DO THIS: Beneath this task is a listing; retype all of it exactly.

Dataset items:
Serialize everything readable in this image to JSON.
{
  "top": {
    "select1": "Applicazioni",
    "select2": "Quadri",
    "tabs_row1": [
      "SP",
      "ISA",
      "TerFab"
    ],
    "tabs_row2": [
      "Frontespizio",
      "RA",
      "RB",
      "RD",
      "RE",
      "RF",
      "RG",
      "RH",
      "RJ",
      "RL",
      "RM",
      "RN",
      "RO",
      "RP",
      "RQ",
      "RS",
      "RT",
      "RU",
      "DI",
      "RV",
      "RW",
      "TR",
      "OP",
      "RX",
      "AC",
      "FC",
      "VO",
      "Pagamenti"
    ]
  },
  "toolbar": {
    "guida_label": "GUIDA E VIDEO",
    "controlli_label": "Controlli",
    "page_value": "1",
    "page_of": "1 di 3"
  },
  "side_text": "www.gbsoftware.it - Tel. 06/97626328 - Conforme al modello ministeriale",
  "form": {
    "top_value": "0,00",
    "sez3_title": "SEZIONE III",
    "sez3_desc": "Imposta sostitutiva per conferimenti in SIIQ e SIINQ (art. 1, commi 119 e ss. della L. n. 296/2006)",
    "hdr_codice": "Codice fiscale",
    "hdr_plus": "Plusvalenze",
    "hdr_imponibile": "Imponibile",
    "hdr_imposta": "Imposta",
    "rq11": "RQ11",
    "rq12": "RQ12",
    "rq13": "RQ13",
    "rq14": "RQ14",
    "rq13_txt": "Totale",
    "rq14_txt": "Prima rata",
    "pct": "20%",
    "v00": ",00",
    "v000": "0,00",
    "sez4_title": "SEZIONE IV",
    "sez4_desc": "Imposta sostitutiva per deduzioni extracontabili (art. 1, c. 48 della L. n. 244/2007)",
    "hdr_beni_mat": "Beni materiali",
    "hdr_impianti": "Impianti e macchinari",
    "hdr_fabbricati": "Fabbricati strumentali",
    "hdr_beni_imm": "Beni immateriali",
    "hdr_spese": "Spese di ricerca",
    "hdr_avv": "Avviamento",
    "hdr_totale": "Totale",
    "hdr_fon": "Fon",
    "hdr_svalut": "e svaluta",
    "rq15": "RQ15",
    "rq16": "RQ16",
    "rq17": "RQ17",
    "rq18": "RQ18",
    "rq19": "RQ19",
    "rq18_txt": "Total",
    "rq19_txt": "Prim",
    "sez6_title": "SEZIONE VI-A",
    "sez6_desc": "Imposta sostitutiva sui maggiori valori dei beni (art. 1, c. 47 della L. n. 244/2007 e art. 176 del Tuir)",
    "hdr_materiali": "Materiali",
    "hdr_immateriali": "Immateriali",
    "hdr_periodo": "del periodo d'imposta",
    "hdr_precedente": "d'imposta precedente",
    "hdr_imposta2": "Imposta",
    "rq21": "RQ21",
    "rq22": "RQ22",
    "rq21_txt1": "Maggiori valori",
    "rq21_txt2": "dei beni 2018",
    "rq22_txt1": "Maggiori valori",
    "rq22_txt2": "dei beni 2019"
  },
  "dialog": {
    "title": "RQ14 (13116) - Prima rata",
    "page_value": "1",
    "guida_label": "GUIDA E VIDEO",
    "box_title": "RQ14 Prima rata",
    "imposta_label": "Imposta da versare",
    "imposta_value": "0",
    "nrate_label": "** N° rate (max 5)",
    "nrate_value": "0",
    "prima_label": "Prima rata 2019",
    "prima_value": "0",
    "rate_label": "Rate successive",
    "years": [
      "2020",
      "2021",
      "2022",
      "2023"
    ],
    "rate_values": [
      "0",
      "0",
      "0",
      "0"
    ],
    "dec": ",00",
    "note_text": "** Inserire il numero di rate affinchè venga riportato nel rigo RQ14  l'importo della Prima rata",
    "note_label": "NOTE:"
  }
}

WRITTEN ANSWER:
Serialize everything readable in this image to JSON.
{
  "top": {
    "select1": "Applicazioni",
    "select2": "Quadri",
    "tabs_row1": [
      "SP",
      "ISA",
      "TerFab"
    ],
    "tabs_row2": [
      "Frontespizio",
      "RA",
      "RB",
      "RD",
      "RE",
      "RF",
      "RG",
      "RH",
      "RJ",
      "RL",
      "RM",
      "RN",
      "RO",
      "RP",
      "RQ",
      "RS",
      "RT",
      "RU",
      "DI",
      "RV",
      "RW",
      "TR",
      "OP",
      "RX",
      "AC",
      "FC",
      "VO",
      "Pagamenti"
    ]
  },
  "toolbar": {
    "guida_label": "GUIDA E VIDEO",
    "controlli_label": "Controlli",
    "page_value": "1",
    "page_of": "1 di 3"
  },
  "side_text": "www.gbsoftware.it - Tel. 06/97626328 - Conforme al modello ministeriale",
  "form": {
    "top_value": "0,00",
    "sez3_title": "SEZIONE III",
    "sez3_desc": "Imposta sostitutiva per conferimenti in SIIQ e SIINQ (art. 1, commi 119 e ss. della L. n. 296/2006)",
    "hdr_codice": "Codice fiscale",
    "hdr_plus": "Plusvalenze",
    "hdr_imponibile": "Imponibile",
    "hdr_imposta": "Imposta",
    "rq11": "RQ11",
    "rq12": "RQ12",
    "rq13": "RQ13",
    "rq14": "RQ14",
    "rq13_txt": "Totale",
    "rq14_txt": "Prima rata",
    "pct": "20%",
    "v00": ",00",
    "v000": "0,00",
    "sez4_title": "SEZIONE IV",
    "sez4_desc": "Imposta sostitutiva per deduzioni extracontabili (art. 1, c. 48 della L. n. 244/2007)",
    "hdr_beni_mat": "Beni materiali",
    "hdr_impianti": "Impianti e macchinari",
    "hdr_fabbricati": "Fabbricati strumentali",
    "hdr_beni_imm": "Beni immateriali",
    "hdr_spese": "Spese di ricerca",
    "hdr_avv": "Avviamento",
    "hdr_totale": "Totale",
    "hdr_fon": "Fon",
    "hdr_svalut": "e svaluta",
    "rq15": "RQ15",
    "rq16": "RQ16",
    "rq17": "RQ17",
    "rq18": "RQ18",
    "rq19": "RQ19",
    "rq18_txt": "Total",
    "rq19_txt": "Prim",
    "sez6_title": "SEZIONE VI-A",
    "sez6_desc": "Imposta sostitutiva sui maggiori valori dei beni (art. 1, c. 47 della L. n. 244/2007 e art. 176 del Tuir)",
    "hdr_materiali": "Materiali",
    "hdr_immateriali": "Immateriali",
    "hdr_periodo": "del periodo d'imposta",
    "hdr_precedente": "d'imposta precedente",
    "hdr_imposta2": "Imposta",
    "rq21": "RQ21",
    "rq22": "RQ22",
    "rq21_txt1": "Maggiori valori",
    "rq21_txt2": "dei beni 2018",
    "rq22_txt1": "Maggiori valori",
    "rq22_txt2": "dei beni 2019"
  },
  "dialog": {
    "title": "RQ14 (13116) - Prima rata",
    "page_value": "1",
    "guida_label": "GUIDA E VIDEO",
    "box_title": "RQ14 Prima rata",
    "imposta_label": "Imposta da versare",
    "imposta_value": "0",
    "nrate_label": "** N° rate (max 5)",
    "nrate_value": "0",
    "prima_label": "Prima rata 2019",
    "prima_value": "0",
    "rate_label": "Rate successive",
    "years": [
      "2020",
      "2021",
      "2022",
      "2023"
    ],
    "rate_values": [
      "0",
      "0",
      "0",
      "0"
    ],
    "dec": ",00",
    "note_text": "** Inserire il numero di rate affinchè venga riportato nel rigo RQ14  l'importo della Prima rata",
    "note_label": "NOTE:"
  }
}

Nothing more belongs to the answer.